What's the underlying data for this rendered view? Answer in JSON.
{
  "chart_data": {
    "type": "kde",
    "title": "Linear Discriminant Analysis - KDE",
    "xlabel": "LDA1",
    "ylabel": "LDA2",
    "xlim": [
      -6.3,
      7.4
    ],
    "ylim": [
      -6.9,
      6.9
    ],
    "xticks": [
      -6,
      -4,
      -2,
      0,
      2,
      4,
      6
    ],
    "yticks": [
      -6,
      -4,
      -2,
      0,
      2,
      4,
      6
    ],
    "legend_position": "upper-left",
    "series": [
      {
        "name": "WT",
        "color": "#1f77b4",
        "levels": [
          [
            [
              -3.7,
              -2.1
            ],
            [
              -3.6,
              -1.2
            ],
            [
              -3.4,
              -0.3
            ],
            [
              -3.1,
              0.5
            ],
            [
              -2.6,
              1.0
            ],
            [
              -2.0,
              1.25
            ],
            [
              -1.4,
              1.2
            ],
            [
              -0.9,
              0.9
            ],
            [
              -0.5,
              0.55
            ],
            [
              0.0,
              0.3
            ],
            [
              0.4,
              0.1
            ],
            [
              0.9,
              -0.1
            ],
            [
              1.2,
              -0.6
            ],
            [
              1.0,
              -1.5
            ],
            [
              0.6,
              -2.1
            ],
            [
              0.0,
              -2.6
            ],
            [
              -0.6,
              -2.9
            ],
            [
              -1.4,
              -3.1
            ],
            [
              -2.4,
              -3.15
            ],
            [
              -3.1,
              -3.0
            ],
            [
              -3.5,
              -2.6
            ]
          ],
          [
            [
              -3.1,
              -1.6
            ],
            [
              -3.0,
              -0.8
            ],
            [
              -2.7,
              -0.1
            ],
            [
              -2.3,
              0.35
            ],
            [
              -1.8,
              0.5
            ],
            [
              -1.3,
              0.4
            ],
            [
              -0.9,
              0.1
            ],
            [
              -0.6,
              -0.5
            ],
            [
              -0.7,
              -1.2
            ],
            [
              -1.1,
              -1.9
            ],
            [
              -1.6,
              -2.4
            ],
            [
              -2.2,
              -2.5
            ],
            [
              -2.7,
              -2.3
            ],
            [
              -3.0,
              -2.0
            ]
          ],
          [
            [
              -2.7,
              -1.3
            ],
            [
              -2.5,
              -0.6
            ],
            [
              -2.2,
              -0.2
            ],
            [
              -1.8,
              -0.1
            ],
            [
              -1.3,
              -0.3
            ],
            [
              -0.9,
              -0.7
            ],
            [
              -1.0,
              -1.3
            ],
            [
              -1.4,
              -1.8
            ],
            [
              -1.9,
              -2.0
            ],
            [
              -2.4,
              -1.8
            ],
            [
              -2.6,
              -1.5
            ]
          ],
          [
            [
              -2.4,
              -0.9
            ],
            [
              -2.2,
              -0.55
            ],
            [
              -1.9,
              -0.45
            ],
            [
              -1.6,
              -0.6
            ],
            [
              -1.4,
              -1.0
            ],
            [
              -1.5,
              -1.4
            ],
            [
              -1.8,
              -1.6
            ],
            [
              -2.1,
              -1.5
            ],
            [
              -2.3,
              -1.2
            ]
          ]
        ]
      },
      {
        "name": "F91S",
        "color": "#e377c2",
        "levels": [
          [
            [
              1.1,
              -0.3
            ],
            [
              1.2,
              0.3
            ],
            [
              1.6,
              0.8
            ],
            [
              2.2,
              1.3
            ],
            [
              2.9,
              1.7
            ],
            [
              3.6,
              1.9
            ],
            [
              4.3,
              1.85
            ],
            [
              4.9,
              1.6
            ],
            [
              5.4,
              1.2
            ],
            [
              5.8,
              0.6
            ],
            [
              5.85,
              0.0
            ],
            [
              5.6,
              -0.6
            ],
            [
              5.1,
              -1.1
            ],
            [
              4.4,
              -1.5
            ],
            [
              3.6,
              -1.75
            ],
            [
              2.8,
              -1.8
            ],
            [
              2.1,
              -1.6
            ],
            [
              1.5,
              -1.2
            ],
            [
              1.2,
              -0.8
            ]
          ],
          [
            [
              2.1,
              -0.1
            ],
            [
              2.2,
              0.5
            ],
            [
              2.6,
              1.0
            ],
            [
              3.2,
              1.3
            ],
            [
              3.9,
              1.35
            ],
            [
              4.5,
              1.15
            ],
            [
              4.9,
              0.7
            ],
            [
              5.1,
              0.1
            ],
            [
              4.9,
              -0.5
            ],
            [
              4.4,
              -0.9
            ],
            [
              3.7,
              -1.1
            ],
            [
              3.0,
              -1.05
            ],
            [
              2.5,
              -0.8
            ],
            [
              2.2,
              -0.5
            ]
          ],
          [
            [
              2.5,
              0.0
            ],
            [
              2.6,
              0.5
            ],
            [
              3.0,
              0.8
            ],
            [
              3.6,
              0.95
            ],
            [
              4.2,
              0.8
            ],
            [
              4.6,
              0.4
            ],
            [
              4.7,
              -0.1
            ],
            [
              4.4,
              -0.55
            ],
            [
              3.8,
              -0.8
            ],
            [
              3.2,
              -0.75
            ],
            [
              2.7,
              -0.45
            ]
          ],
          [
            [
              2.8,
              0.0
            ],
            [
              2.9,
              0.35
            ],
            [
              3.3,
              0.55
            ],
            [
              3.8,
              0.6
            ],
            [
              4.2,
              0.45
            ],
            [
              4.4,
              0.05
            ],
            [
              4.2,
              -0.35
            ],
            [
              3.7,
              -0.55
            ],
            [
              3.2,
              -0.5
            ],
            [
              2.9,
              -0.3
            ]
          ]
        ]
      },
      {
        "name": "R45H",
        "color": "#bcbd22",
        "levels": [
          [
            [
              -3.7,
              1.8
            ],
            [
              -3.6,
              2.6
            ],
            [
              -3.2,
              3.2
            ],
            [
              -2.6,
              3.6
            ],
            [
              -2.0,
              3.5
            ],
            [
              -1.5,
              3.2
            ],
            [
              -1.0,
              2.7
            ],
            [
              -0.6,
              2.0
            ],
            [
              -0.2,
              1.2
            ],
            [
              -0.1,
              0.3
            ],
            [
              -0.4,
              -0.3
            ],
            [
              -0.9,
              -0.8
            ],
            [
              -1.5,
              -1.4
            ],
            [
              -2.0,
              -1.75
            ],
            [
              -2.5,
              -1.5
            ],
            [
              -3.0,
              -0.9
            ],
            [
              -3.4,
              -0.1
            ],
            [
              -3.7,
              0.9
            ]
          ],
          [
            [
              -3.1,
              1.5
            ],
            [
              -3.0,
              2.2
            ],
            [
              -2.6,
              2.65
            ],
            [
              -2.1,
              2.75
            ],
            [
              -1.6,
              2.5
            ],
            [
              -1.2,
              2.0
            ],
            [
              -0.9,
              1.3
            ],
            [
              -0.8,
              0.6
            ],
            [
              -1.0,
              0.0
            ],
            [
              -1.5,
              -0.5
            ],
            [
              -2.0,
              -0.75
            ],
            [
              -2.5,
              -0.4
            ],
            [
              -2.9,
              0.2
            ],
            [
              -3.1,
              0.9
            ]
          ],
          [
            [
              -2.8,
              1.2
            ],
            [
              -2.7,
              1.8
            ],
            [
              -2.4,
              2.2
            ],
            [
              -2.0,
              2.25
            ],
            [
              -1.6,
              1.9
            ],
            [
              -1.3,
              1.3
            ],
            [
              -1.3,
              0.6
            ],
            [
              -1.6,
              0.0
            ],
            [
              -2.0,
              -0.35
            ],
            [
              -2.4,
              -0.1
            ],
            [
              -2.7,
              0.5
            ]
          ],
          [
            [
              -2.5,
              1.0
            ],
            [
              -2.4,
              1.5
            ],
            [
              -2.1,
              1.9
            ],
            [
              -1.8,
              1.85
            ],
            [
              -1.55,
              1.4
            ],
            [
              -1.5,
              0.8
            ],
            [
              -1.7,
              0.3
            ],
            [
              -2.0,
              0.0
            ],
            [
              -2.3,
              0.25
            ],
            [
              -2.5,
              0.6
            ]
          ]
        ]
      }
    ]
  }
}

========================================

Task prompt | Copy out every line of the data that includes the word "color".

Written answer |
        "color": "#1f77b4",
        "color": "#e377c2",
        "color": "#bcbd22",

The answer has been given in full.